▸ SHORT PROBLEM:
Scan the entries below. List each line with "right".

******************************

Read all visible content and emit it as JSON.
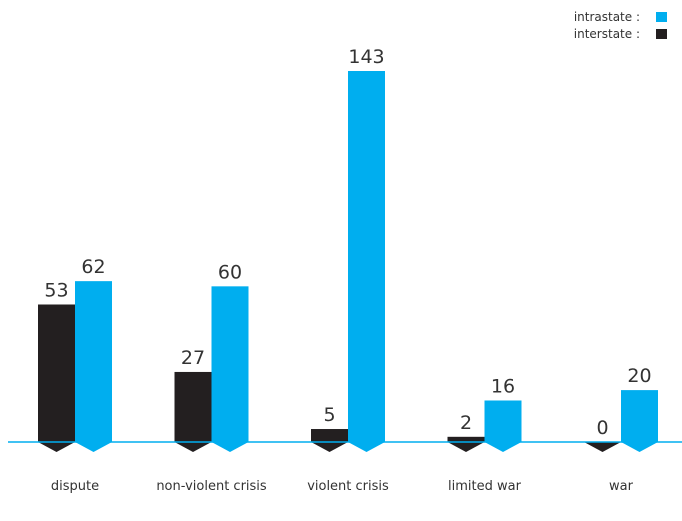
{
  "chart_data": {
    "type": "bar",
    "categories": [
      "dispute",
      "non-violent crisis",
      "violent crisis",
      "limited war",
      "war"
    ],
    "series": [
      {
        "name": "interstate",
        "values": [
          53,
          27,
          5,
          2,
          0
        ],
        "color": "#231f20"
      },
      {
        "name": "intrastate",
        "values": [
          62,
          60,
          143,
          16,
          20
        ],
        "color": "#00aeef"
      }
    ],
    "title": "",
    "xlabel": "",
    "ylabel": "",
    "ylim": [
      0,
      143
    ],
    "grid": false,
    "legend": {
      "placement": "top-right",
      "entries": [
        {
          "label": "intrastate :",
          "color": "#00aeef"
        },
        {
          "label": "interstate :",
          "color": "#231f20"
        }
      ]
    },
    "baseline_color": "#00aeef"
  }
}
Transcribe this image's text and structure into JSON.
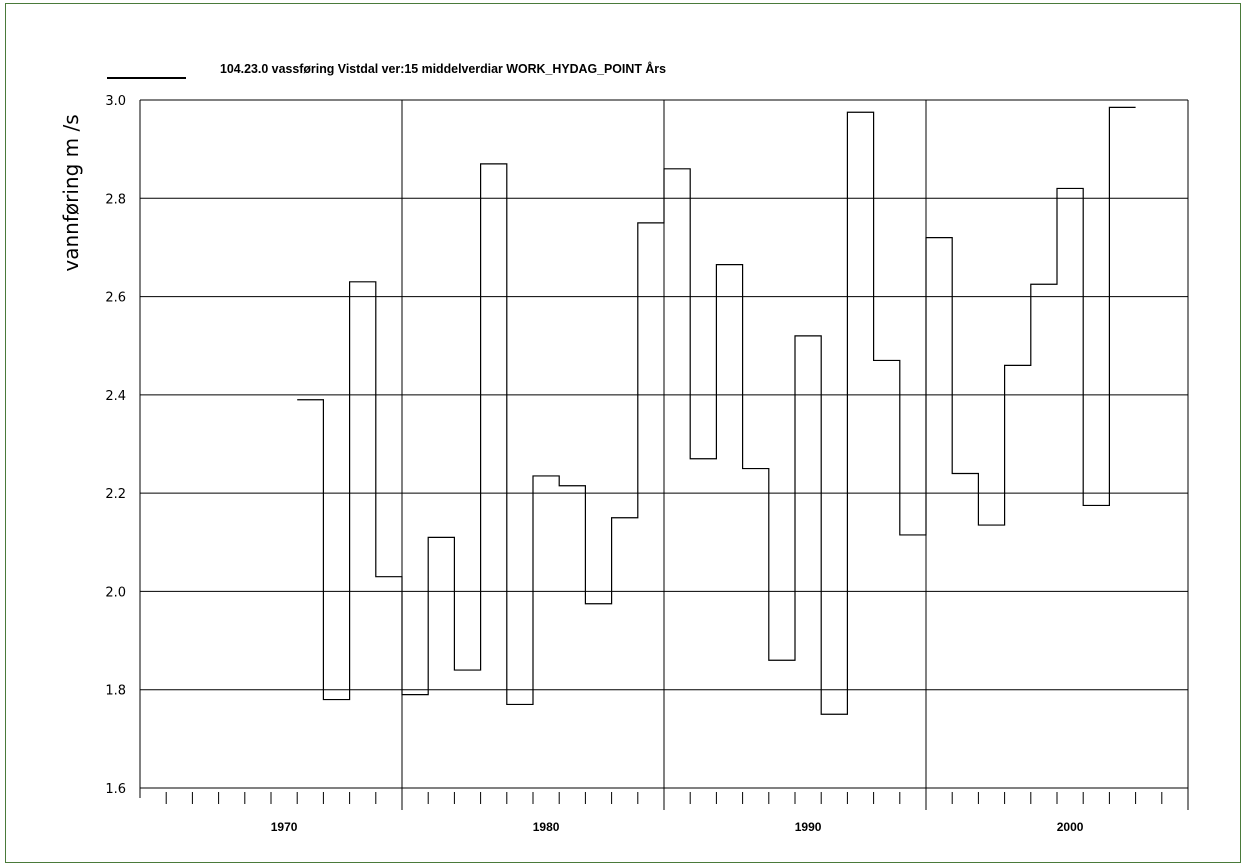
{
  "chart_data": {
    "type": "line",
    "step": true,
    "title": "104.23.0  vassføring  Vistdal  ver:15  middelverdiar  WORK_HYDAG_POINT  Års",
    "xlabel": "",
    "ylabel": "vannføring    m /s",
    "ylim": [
      1.6,
      3.0
    ],
    "xlim": [
      1965,
      2005
    ],
    "yticks": [
      "1.6",
      "1.8",
      "2.0",
      "2.2",
      "2.4",
      "2.6",
      "2.8",
      "3.0"
    ],
    "xticks": [
      {
        "value": 1970,
        "label": "1970"
      },
      {
        "value": 1980,
        "label": "1980"
      },
      {
        "value": 1990,
        "label": "1990"
      },
      {
        "value": 2000,
        "label": "2000"
      }
    ],
    "grid": true,
    "legend": "top-left",
    "line_color": "#000000",
    "x": [
      1971,
      1972,
      1973,
      1974,
      1975,
      1976,
      1977,
      1978,
      1979,
      1980,
      1981,
      1982,
      1983,
      1984,
      1985,
      1986,
      1987,
      1988,
      1989,
      1990,
      1991,
      1992,
      1993,
      1994,
      1995,
      1996,
      1997,
      1998,
      1999,
      2000,
      2001,
      2002
    ],
    "values": [
      2.39,
      1.78,
      2.63,
      2.03,
      1.79,
      2.11,
      1.84,
      2.87,
      1.77,
      2.235,
      2.215,
      1.975,
      2.15,
      2.75,
      2.86,
      2.27,
      2.665,
      2.25,
      1.86,
      2.52,
      1.75,
      2.975,
      2.47,
      2.115,
      2.72,
      2.24,
      2.135,
      2.46,
      2.625,
      2.82,
      2.175,
      2.985
    ]
  }
}
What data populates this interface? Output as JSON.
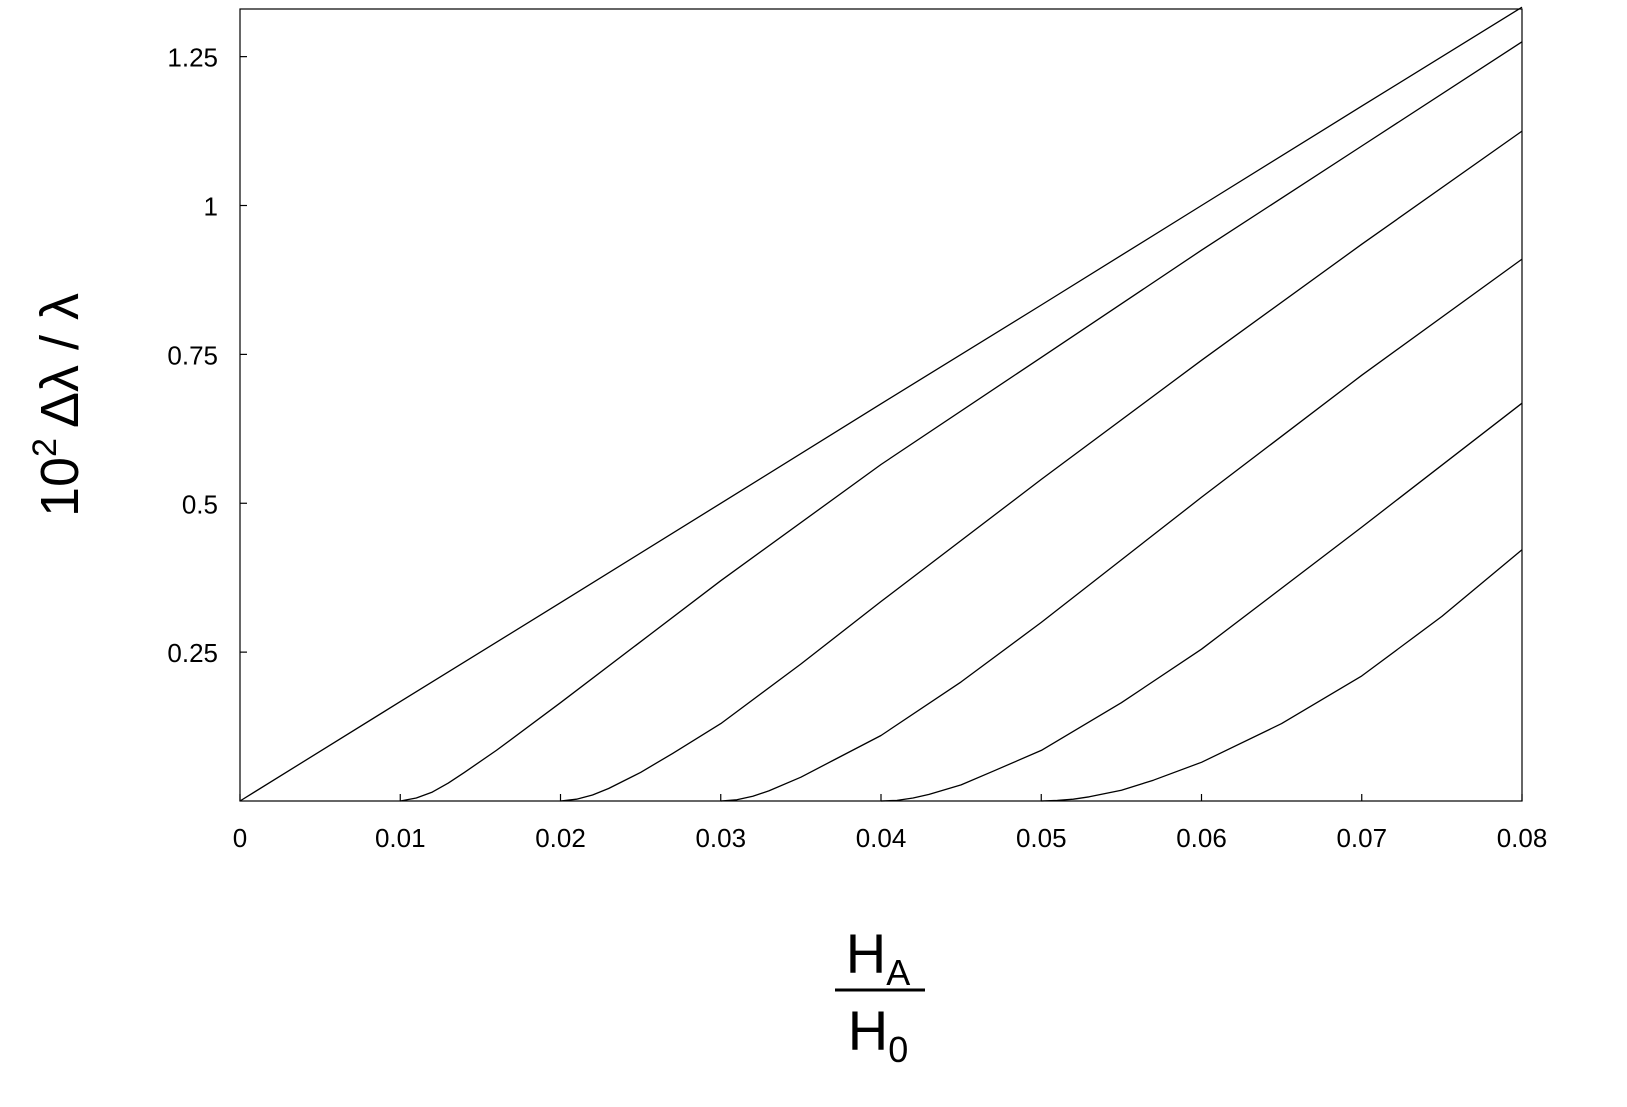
{
  "chart_data": {
    "type": "line",
    "title": "",
    "xlabel": {
      "numerator": "H",
      "numerator_sub": "A",
      "denominator": "H",
      "denominator_sub": "0"
    },
    "ylabel": {
      "prefix": "10",
      "exponent": "2",
      "rest": "Δλ / λ"
    },
    "xlim": [
      0,
      0.08
    ],
    "ylim": [
      0,
      1.33
    ],
    "xticks": [
      0,
      0.01,
      0.02,
      0.03,
      0.04,
      0.05,
      0.06,
      0.07,
      0.08
    ],
    "xtick_labels": [
      "0",
      "0.01",
      "0.02",
      "0.03",
      "0.04",
      "0.05",
      "0.06",
      "0.07",
      "0.08"
    ],
    "yticks": [
      0.25,
      0.5,
      0.75,
      1,
      1.25
    ],
    "ytick_labels": [
      "0.25",
      "0.5",
      "0.75",
      "1",
      "1.25"
    ],
    "grid": false,
    "legend": "none",
    "line_color": "#000000",
    "series": [
      {
        "x": [
          0,
          0.01,
          0.02,
          0.03,
          0.04,
          0.05,
          0.06,
          0.07,
          0.08
        ],
        "y": [
          0,
          0.167,
          0.333,
          0.5,
          0.667,
          0.833,
          1.0,
          1.167,
          1.333
        ]
      },
      {
        "x": [
          0.01,
          0.011,
          0.012,
          0.013,
          0.014,
          0.016,
          0.02,
          0.03,
          0.04,
          0.05,
          0.06,
          0.07,
          0.08
        ],
        "y": [
          0,
          0.005,
          0.015,
          0.03,
          0.048,
          0.085,
          0.165,
          0.37,
          0.565,
          0.745,
          0.925,
          1.1,
          1.275
        ]
      },
      {
        "x": [
          0.02,
          0.021,
          0.022,
          0.023,
          0.025,
          0.027,
          0.03,
          0.035,
          0.04,
          0.05,
          0.06,
          0.07,
          0.08
        ],
        "y": [
          0,
          0.003,
          0.01,
          0.021,
          0.048,
          0.08,
          0.13,
          0.23,
          0.335,
          0.54,
          0.74,
          0.935,
          1.125
        ]
      },
      {
        "x": [
          0.03,
          0.031,
          0.032,
          0.033,
          0.035,
          0.037,
          0.04,
          0.045,
          0.05,
          0.06,
          0.07,
          0.08
        ],
        "y": [
          0,
          0.002,
          0.008,
          0.017,
          0.04,
          0.068,
          0.11,
          0.2,
          0.3,
          0.51,
          0.715,
          0.91
        ]
      },
      {
        "x": [
          0.04,
          0.041,
          0.042,
          0.043,
          0.045,
          0.047,
          0.05,
          0.055,
          0.06,
          0.07,
          0.08
        ],
        "y": [
          0,
          0.001,
          0.005,
          0.011,
          0.027,
          0.05,
          0.085,
          0.165,
          0.255,
          0.46,
          0.668
        ]
      },
      {
        "x": [
          0.05,
          0.051,
          0.052,
          0.053,
          0.055,
          0.057,
          0.06,
          0.065,
          0.07,
          0.075,
          0.08
        ],
        "y": [
          0,
          0.001,
          0.003,
          0.007,
          0.018,
          0.035,
          0.065,
          0.13,
          0.21,
          0.31,
          0.422
        ]
      }
    ]
  }
}
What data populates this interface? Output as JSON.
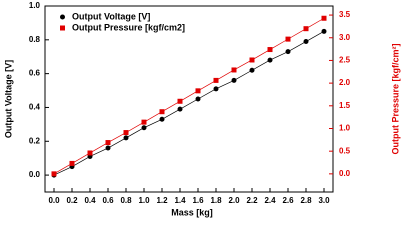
{
  "chart_data": {
    "type": "scatter-line",
    "x_label": "Mass [kg]",
    "y_label": "Output Voltage [V]",
    "y2_label": "Output Pressure [kgf/cm²]",
    "x": [
      0.0,
      0.2,
      0.4,
      0.6,
      0.8,
      1.0,
      1.2,
      1.4,
      1.6,
      1.8,
      2.0,
      2.2,
      2.4,
      2.6,
      2.8,
      3.0
    ],
    "series": [
      {
        "name": "Output Voltage [V]",
        "color": "#000000",
        "marker": "circle",
        "axis": "y",
        "values": [
          0.0,
          0.05,
          0.11,
          0.16,
          0.22,
          0.28,
          0.33,
          0.39,
          0.45,
          0.51,
          0.56,
          0.62,
          0.68,
          0.73,
          0.79,
          0.85
        ]
      },
      {
        "name": "Output Pressure [kgf/cm2]",
        "color": "#e00000",
        "marker": "square",
        "axis": "y2",
        "values": [
          0.0,
          0.23,
          0.46,
          0.69,
          0.91,
          1.14,
          1.37,
          1.6,
          1.83,
          2.06,
          2.29,
          2.51,
          2.74,
          2.97,
          3.2,
          3.43
        ]
      }
    ],
    "xlim": [
      -0.1,
      3.1
    ],
    "ylim": [
      -0.1,
      1.0
    ],
    "y2lim": [
      -0.4,
      3.7
    ],
    "xticks": [
      {
        "value": 0,
        "label": "0.0"
      },
      {
        "value": 0.2,
        "label": "0.2"
      },
      {
        "value": 0.4,
        "label": "0.4"
      },
      {
        "value": 0.6,
        "label": "0.6"
      },
      {
        "value": 0.8,
        "label": "0.8"
      },
      {
        "value": 1,
        "label": "1.0"
      },
      {
        "value": 1.2,
        "label": "1.2"
      },
      {
        "value": 1.4,
        "label": "1.4"
      },
      {
        "value": 1.6,
        "label": "1.6"
      },
      {
        "value": 1.8,
        "label": "1.8"
      },
      {
        "value": 2,
        "label": "2.0"
      },
      {
        "value": 2.2,
        "label": "2.2"
      },
      {
        "value": 2.4,
        "label": "2.4"
      },
      {
        "value": 2.6,
        "label": "2.6"
      },
      {
        "value": 2.8,
        "label": "2.8"
      },
      {
        "value": 3,
        "label": "3.0"
      }
    ],
    "yticks": [
      {
        "value": 0,
        "label": "0.0"
      },
      {
        "value": 0.2,
        "label": "0.2"
      },
      {
        "value": 0.4,
        "label": "0.4"
      },
      {
        "value": 0.6,
        "label": "0.6"
      },
      {
        "value": 0.8,
        "label": "0.8"
      },
      {
        "value": 1,
        "label": "1.0"
      }
    ],
    "y2ticks": [
      {
        "value": 0,
        "label": "0.0"
      },
      0.5,
      {
        "value": 1,
        "label": "1.0"
      },
      1.5,
      {
        "value": 2,
        "label": "2.0"
      },
      2.5,
      {
        "value": 3,
        "label": "3.0"
      },
      3.5
    ],
    "legend": "upper-left"
  }
}
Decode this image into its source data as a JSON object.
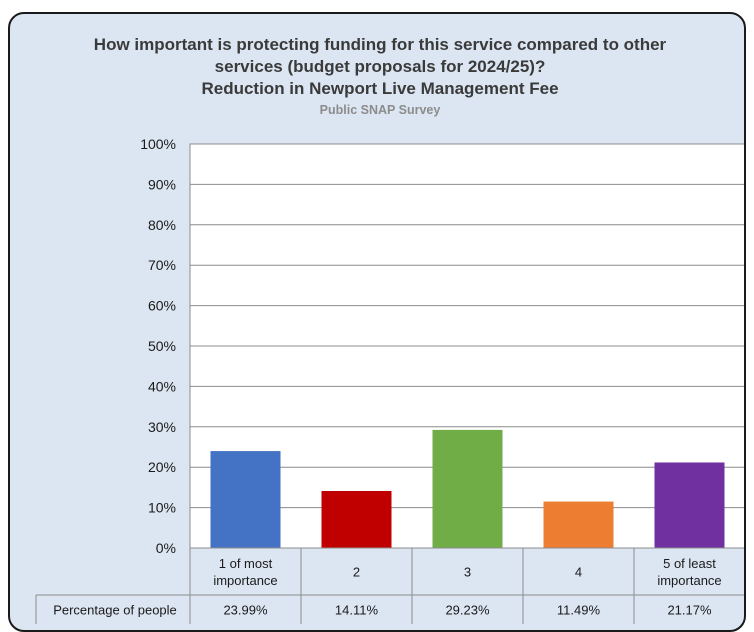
{
  "chart_data": {
    "type": "bar",
    "title": [
      "How important is protecting funding for this service compared to other",
      "services (budget proposals for 2024/25)?",
      "Reduction in Newport Live Management Fee"
    ],
    "subtitle": "Public SNAP Survey",
    "categories": [
      [
        "1 of most",
        "importance"
      ],
      [
        "2"
      ],
      [
        "3"
      ],
      [
        "4"
      ],
      [
        "5 of least",
        "importance"
      ]
    ],
    "series": [
      {
        "name": "Percentage of people",
        "values": [
          23.99,
          14.11,
          29.23,
          11.49,
          21.17
        ],
        "value_labels": [
          "23.99%",
          "14.11%",
          "29.23%",
          "11.49%",
          "21.17%"
        ]
      }
    ],
    "bar_colors": [
      "#4472c4",
      "#c00000",
      "#70ad47",
      "#ed7d31",
      "#7030a0"
    ],
    "ylim": [
      0,
      100
    ],
    "yticks": [
      "0%",
      "10%",
      "20%",
      "30%",
      "40%",
      "50%",
      "60%",
      "70%",
      "80%",
      "90%",
      "100%"
    ],
    "grid": true,
    "legend": "data-table-below",
    "xlabel": "",
    "ylabel": ""
  }
}
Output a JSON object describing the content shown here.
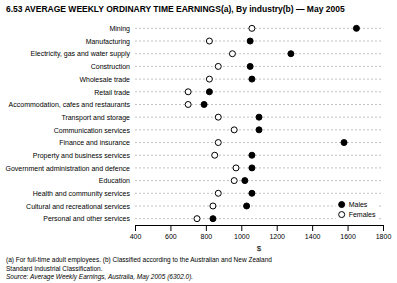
{
  "chart_data": {
    "type": "dot",
    "orientation": "horizontal",
    "title": "6.53 AVERAGE WEEKLY ORDINARY TIME EARNINGS(a), By industry(b) — May 2005",
    "x_label": "$",
    "categories": [
      "Mining",
      "Manufacturing",
      "Electricity, gas and water supply",
      "Construction",
      "Wholesale trade",
      "Retail trade",
      "Accommodation, cafes and restaurants",
      "Transport and storage",
      "Communication services",
      "Finance and insurance",
      "Property and business services",
      "Government administration and defence",
      "Education",
      "Health and community services",
      "Cultural and recreational services",
      "Personal and other services"
    ],
    "series": [
      {
        "name": "Males",
        "color": "#000000",
        "marker": "circle",
        "values": [
          1650,
          1050,
          1280,
          1050,
          1060,
          820,
          790,
          1100,
          1100,
          1580,
          1060,
          1060,
          1020,
          1060,
          1030,
          840
        ]
      },
      {
        "name": "Females",
        "color": "#000000",
        "marker": "open_circle",
        "values": [
          1060,
          820,
          950,
          870,
          820,
          700,
          700,
          870,
          960,
          870,
          850,
          970,
          960,
          870,
          840,
          750
        ]
      }
    ],
    "xlim": [
      400,
      1800
    ],
    "xticks": [
      400,
      600,
      800,
      1000,
      1200,
      1400,
      1600,
      1800
    ],
    "grid": false,
    "legend": "lower right",
    "annotations": [
      "(a) For full-time adult employees.  (b) Classified according to the Australian and New Zealand",
      "Standard Industrial Classification.",
      "Source: Average Weekly Earnings, Australia, May 2005 (6302.0)."
    ]
  }
}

******************************

▸ WRITTEN RESPONSE:
      "placement": "top-right",
    "legend": "lower right",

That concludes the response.